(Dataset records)
****

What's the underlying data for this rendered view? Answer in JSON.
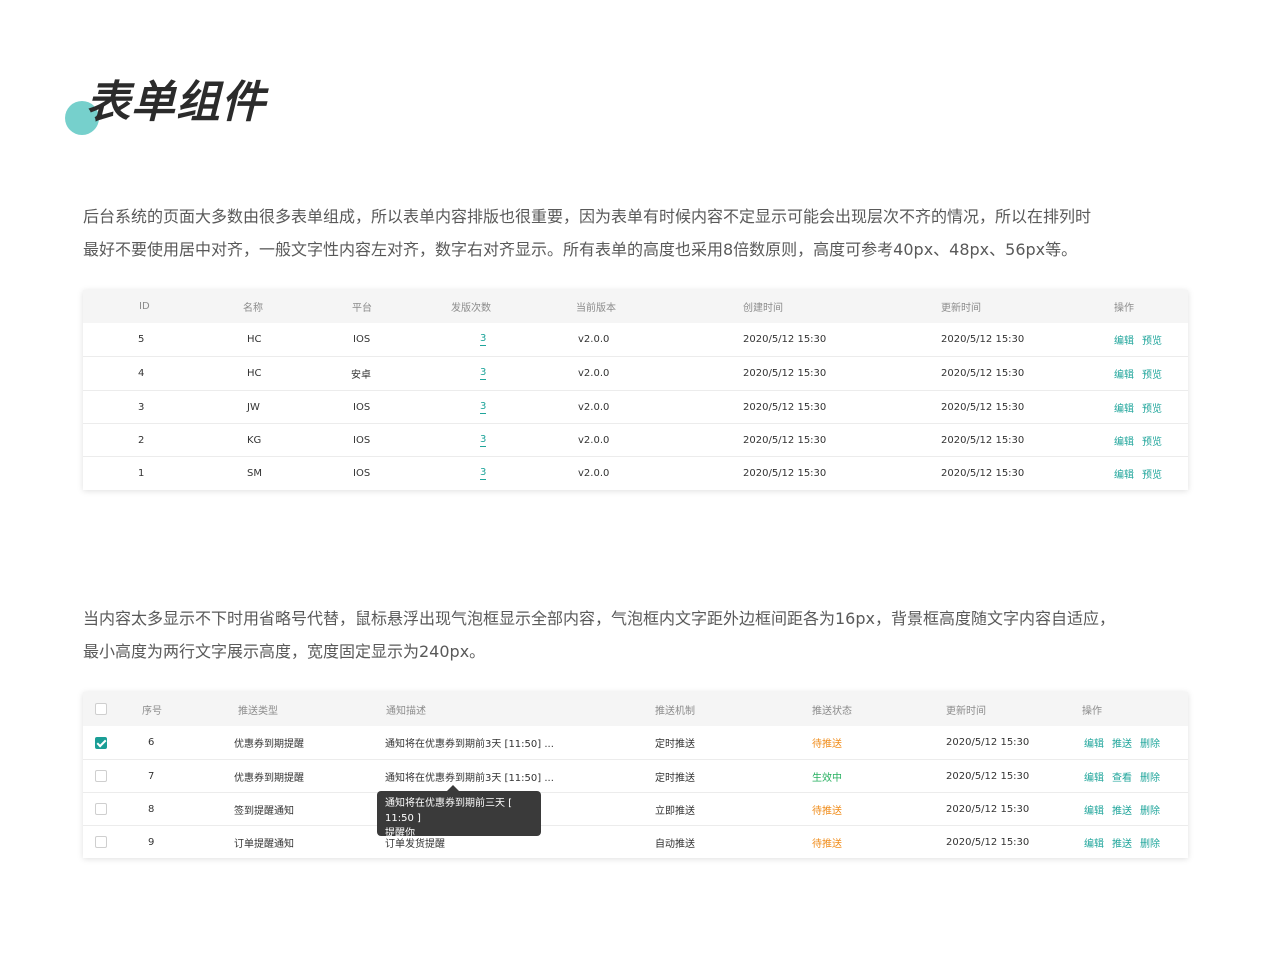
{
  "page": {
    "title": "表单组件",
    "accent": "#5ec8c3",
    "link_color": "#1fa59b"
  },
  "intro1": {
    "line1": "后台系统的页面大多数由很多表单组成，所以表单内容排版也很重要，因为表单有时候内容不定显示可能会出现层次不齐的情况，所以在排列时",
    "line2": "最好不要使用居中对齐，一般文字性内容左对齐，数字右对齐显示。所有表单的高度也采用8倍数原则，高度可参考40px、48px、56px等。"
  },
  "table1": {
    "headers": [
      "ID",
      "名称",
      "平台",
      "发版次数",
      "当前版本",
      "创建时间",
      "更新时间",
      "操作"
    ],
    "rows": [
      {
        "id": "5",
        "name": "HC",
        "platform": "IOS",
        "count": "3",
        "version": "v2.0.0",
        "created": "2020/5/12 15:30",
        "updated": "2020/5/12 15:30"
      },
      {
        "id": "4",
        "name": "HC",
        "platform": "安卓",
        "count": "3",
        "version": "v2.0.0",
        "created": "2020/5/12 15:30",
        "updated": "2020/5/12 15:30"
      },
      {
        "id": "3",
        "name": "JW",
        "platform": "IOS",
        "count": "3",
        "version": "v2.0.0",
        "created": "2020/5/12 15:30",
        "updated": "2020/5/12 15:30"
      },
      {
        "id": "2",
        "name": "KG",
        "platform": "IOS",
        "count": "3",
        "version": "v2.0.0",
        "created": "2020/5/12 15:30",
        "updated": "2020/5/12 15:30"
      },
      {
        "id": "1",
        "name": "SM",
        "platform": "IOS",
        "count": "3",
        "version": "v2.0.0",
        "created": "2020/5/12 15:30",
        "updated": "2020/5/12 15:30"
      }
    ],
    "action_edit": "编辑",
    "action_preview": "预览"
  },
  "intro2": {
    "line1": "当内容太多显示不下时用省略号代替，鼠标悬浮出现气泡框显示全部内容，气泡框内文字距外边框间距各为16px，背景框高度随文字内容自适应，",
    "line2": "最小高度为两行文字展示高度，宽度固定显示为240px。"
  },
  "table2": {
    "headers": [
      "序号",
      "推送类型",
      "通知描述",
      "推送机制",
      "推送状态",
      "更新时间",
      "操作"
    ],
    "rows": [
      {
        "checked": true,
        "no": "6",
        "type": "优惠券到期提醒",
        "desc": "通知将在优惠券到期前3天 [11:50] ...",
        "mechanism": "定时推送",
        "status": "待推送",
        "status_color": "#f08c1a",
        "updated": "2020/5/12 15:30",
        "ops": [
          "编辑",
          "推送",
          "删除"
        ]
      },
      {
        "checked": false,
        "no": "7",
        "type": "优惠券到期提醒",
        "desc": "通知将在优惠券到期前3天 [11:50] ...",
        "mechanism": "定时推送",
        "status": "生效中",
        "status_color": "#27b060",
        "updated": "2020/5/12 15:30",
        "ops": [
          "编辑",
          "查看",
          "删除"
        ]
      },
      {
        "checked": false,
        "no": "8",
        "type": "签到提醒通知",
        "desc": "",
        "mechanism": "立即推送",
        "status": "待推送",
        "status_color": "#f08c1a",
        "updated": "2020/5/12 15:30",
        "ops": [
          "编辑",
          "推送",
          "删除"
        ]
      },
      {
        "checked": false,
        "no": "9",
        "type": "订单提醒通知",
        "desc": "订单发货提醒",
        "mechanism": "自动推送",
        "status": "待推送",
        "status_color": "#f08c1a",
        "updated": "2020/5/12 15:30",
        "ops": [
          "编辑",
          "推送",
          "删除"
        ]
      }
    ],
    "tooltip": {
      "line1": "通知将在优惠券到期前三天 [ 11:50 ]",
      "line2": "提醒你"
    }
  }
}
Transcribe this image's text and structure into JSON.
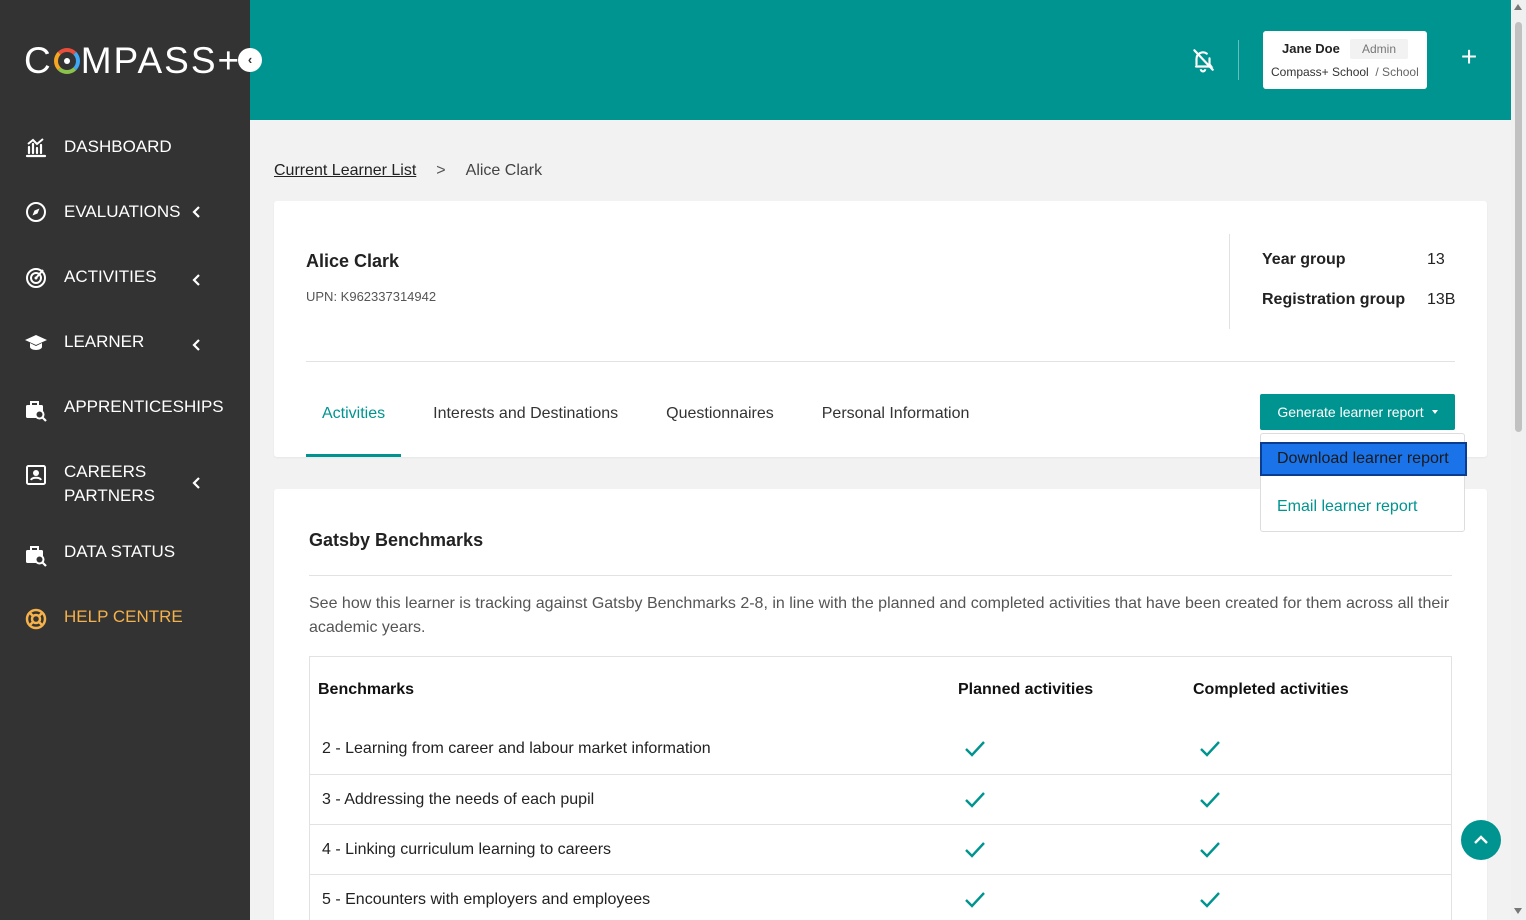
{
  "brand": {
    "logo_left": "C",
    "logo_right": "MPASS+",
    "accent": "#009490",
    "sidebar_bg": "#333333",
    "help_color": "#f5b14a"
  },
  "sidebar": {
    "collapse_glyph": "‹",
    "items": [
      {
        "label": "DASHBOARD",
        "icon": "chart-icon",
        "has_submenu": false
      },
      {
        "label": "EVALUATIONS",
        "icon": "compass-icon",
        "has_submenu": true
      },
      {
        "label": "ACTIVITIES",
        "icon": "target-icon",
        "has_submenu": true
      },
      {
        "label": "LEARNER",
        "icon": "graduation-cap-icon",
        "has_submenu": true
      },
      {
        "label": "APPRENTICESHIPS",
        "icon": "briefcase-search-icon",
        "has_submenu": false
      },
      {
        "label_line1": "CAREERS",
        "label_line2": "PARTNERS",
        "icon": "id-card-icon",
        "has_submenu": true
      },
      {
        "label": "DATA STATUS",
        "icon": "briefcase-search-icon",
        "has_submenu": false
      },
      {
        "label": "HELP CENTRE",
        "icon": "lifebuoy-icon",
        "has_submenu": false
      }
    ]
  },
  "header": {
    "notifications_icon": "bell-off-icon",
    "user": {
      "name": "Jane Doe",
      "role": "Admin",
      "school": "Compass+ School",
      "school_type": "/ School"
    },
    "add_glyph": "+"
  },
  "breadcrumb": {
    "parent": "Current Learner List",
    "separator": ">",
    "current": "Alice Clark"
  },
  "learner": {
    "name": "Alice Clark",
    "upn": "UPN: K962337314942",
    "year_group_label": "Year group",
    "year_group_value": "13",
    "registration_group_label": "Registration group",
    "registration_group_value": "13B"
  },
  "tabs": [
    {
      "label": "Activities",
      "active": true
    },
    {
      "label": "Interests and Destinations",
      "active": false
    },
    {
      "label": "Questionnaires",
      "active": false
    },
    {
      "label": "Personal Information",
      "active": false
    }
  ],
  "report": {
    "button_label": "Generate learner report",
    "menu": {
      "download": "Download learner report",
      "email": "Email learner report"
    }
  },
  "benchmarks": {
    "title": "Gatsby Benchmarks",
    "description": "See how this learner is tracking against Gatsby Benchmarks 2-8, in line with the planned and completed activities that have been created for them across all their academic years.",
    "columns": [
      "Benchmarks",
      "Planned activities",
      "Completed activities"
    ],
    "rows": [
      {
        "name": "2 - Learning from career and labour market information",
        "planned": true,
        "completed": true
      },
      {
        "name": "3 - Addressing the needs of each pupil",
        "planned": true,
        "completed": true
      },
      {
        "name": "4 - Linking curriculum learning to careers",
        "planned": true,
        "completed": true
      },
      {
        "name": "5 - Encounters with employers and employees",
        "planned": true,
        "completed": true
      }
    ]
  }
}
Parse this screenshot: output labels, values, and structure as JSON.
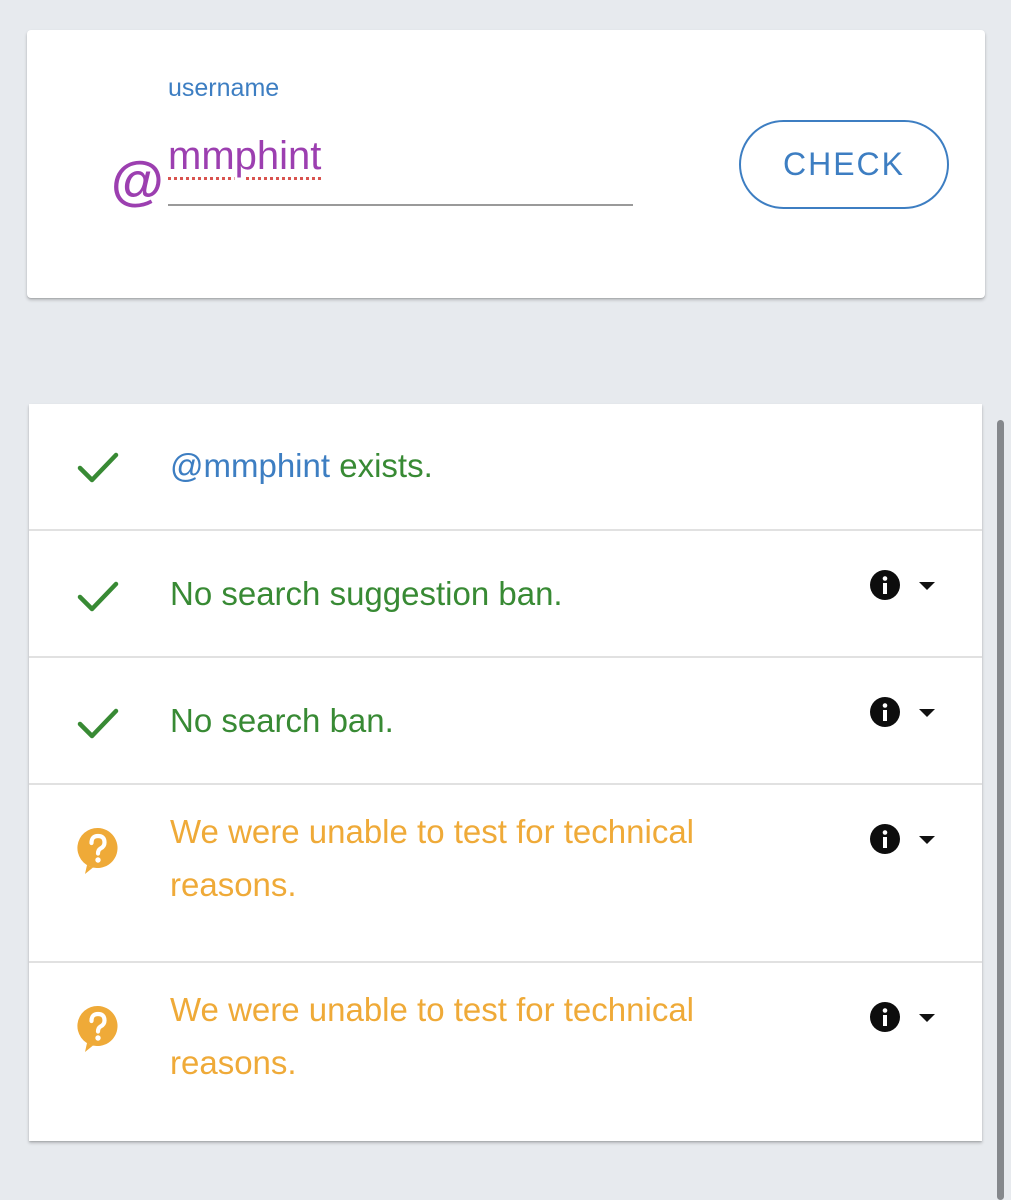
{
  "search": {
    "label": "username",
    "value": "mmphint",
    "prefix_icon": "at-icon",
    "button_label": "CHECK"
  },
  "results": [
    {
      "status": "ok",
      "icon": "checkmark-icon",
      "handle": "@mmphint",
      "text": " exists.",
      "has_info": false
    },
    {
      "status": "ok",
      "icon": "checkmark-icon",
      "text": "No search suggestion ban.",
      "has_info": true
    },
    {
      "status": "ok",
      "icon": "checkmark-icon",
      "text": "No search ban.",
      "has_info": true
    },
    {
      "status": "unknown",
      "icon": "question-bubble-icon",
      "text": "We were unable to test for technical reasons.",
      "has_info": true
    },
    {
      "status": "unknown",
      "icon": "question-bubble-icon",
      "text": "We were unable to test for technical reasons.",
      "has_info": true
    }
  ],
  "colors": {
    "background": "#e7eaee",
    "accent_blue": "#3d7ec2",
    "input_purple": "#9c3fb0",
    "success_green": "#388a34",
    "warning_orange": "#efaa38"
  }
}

****

● **Objective**: Leave the pictures out and copy the rest of the data exactly.

● **Written solution**:
What's the underlying data for this rendered view? Answer in JSON.
{
  "page": {
    "title": "表单组件",
    "accent": "#5ec8c3",
    "link_color": "#1fa59b"
  },
  "intro1": {
    "line1": "后台系统的页面大多数由很多表单组成，所以表单内容排版也很重要，因为表单有时候内容不定显示可能会出现层次不齐的情况，所以在排列时",
    "line2": "最好不要使用居中对齐，一般文字性内容左对齐，数字右对齐显示。所有表单的高度也采用8倍数原则，高度可参考40px、48px、56px等。"
  },
  "table1": {
    "headers": [
      "ID",
      "名称",
      "平台",
      "发版次数",
      "当前版本",
      "创建时间",
      "更新时间",
      "操作"
    ],
    "rows": [
      {
        "id": "5",
        "name": "HC",
        "platform": "IOS",
        "count": "3",
        "version": "v2.0.0",
        "created": "2020/5/12 15:30",
        "updated": "2020/5/12 15:30"
      },
      {
        "id": "4",
        "name": "HC",
        "platform": "安卓",
        "count": "3",
        "version": "v2.0.0",
        "created": "2020/5/12 15:30",
        "updated": "2020/5/12 15:30"
      },
      {
        "id": "3",
        "name": "JW",
        "platform": "IOS",
        "count": "3",
        "version": "v2.0.0",
        "created": "2020/5/12 15:30",
        "updated": "2020/5/12 15:30"
      },
      {
        "id": "2",
        "name": "KG",
        "platform": "IOS",
        "count": "3",
        "version": "v2.0.0",
        "created": "2020/5/12 15:30",
        "updated": "2020/5/12 15:30"
      },
      {
        "id": "1",
        "name": "SM",
        "platform": "IOS",
        "count": "3",
        "version": "v2.0.0",
        "created": "2020/5/12 15:30",
        "updated": "2020/5/12 15:30"
      }
    ],
    "action_edit": "编辑",
    "action_preview": "预览"
  },
  "intro2": {
    "line1": "当内容太多显示不下时用省略号代替，鼠标悬浮出现气泡框显示全部内容，气泡框内文字距外边框间距各为16px，背景框高度随文字内容自适应，",
    "line2": "最小高度为两行文字展示高度，宽度固定显示为240px。"
  },
  "table2": {
    "headers": [
      "序号",
      "推送类型",
      "通知描述",
      "推送机制",
      "推送状态",
      "更新时间",
      "操作"
    ],
    "rows": [
      {
        "checked": true,
        "no": "6",
        "type": "优惠券到期提醒",
        "desc": "通知将在优惠券到期前3天 [11:50] ...",
        "mechanism": "定时推送",
        "status": "待推送",
        "status_color": "#f08c1a",
        "updated": "2020/5/12 15:30",
        "ops": [
          "编辑",
          "推送",
          "删除"
        ]
      },
      {
        "checked": false,
        "no": "7",
        "type": "优惠券到期提醒",
        "desc": "通知将在优惠券到期前3天 [11:50] ...",
        "mechanism": "定时推送",
        "status": "生效中",
        "status_color": "#27b060",
        "updated": "2020/5/12 15:30",
        "ops": [
          "编辑",
          "查看",
          "删除"
        ]
      },
      {
        "checked": false,
        "no": "8",
        "type": "签到提醒通知",
        "desc": "",
        "mechanism": "立即推送",
        "status": "待推送",
        "status_color": "#f08c1a",
        "updated": "2020/5/12 15:30",
        "ops": [
          "编辑",
          "推送",
          "删除"
        ]
      },
      {
        "checked": false,
        "no": "9",
        "type": "订单提醒通知",
        "desc": "订单发货提醒",
        "mechanism": "自动推送",
        "status": "待推送",
        "status_color": "#f08c1a",
        "updated": "2020/5/12 15:30",
        "ops": [
          "编辑",
          "推送",
          "删除"
        ]
      }
    ],
    "tooltip": {
      "line1": "通知将在优惠券到期前三天 [ 11:50 ]",
      "line2": "提醒你"
    }
  }
}
Transcribe this image's text and structure into JSON.
{
  "brand": {
    "logo_left": "C",
    "logo_right": "MPASS+",
    "accent": "#009490",
    "sidebar_bg": "#333333",
    "help_color": "#f5b14a"
  },
  "sidebar": {
    "collapse_glyph": "‹",
    "items": [
      {
        "label": "DASHBOARD",
        "icon": "chart-icon",
        "has_submenu": false
      },
      {
        "label": "EVALUATIONS",
        "icon": "compass-icon",
        "has_submenu": true
      },
      {
        "label": "ACTIVITIES",
        "icon": "target-icon",
        "has_submenu": true
      },
      {
        "label": "LEARNER",
        "icon": "graduation-cap-icon",
        "has_submenu": true
      },
      {
        "label": "APPRENTICESHIPS",
        "icon": "briefcase-search-icon",
        "has_submenu": false
      },
      {
        "label_line1": "CAREERS",
        "label_line2": "PARTNERS",
        "icon": "id-card-icon",
        "has_submenu": true
      },
      {
        "label": "DATA STATUS",
        "icon": "briefcase-search-icon",
        "has_submenu": false
      },
      {
        "label": "HELP CENTRE",
        "icon": "lifebuoy-icon",
        "has_submenu": false
      }
    ]
  },
  "header": {
    "notifications_icon": "bell-off-icon",
    "user": {
      "name": "Jane Doe",
      "role": "Admin",
      "school": "Compass+ School",
      "school_type": "/ School"
    },
    "add_glyph": "+"
  },
  "breadcrumb": {
    "parent": "Current Learner List",
    "separator": ">",
    "current": "Alice Clark"
  },
  "learner": {
    "name": "Alice Clark",
    "upn": "UPN: K962337314942",
    "year_group_label": "Year group",
    "year_group_value": "13",
    "registration_group_label": "Registration group",
    "registration_group_value": "13B"
  },
  "tabs": [
    {
      "label": "Activities",
      "active": true
    },
    {
      "label": "Interests and Destinations",
      "active": false
    },
    {
      "label": "Questionnaires",
      "active": false
    },
    {
      "label": "Personal Information",
      "active": false
    }
  ],
  "report": {
    "button_label": "Generate learner report",
    "menu": {
      "download": "Download learner report",
      "email": "Email learner report"
    }
  },
  "benchmarks": {
    "title": "Gatsby Benchmarks",
    "description": "See how this learner is tracking against Gatsby Benchmarks 2-8, in line with the planned and completed activities that have been created for them across all their academic years.",
    "columns": [
      "Benchmarks",
      "Planned activities",
      "Completed activities"
    ],
    "rows": [
      {
        "name": "2 - Learning from career and labour market information",
        "planned": true,
        "completed": true
      },
      {
        "name": "3 - Addressing the needs of each pupil",
        "planned": true,
        "completed": true
      },
      {
        "name": "4 - Linking curriculum learning to careers",
        "planned": true,
        "completed": true
      },
      {
        "name": "5 - Encounters with employers and employees",
        "planned": true,
        "completed": true
      }
    ]
  }
}
Parse this screenshot: output labels, values, and structure as JSON.
{
  "search": {
    "label": "username",
    "value": "mmphint",
    "prefix_icon": "at-icon",
    "button_label": "CHECK"
  },
  "results": [
    {
      "status": "ok",
      "icon": "checkmark-icon",
      "handle": "@mmphint",
      "text": " exists.",
      "has_info": false
    },
    {
      "status": "ok",
      "icon": "checkmark-icon",
      "text": "No search suggestion ban.",
      "has_info": true
    },
    {
      "status": "ok",
      "icon": "checkmark-icon",
      "text": "No search ban.",
      "has_info": true
    },
    {
      "status": "unknown",
      "icon": "question-bubble-icon",
      "text": "We were unable to test for technical reasons.",
      "has_info": true
    },
    {
      "status": "unknown",
      "icon": "question-bubble-icon",
      "text": "We were unable to test for technical reasons.",
      "has_info": true
    }
  ],
  "colors": {
    "background": "#e7eaee",
    "accent_blue": "#3d7ec2",
    "input_purple": "#9c3fb0",
    "success_green": "#388a34",
    "warning_orange": "#efaa38"
  }
}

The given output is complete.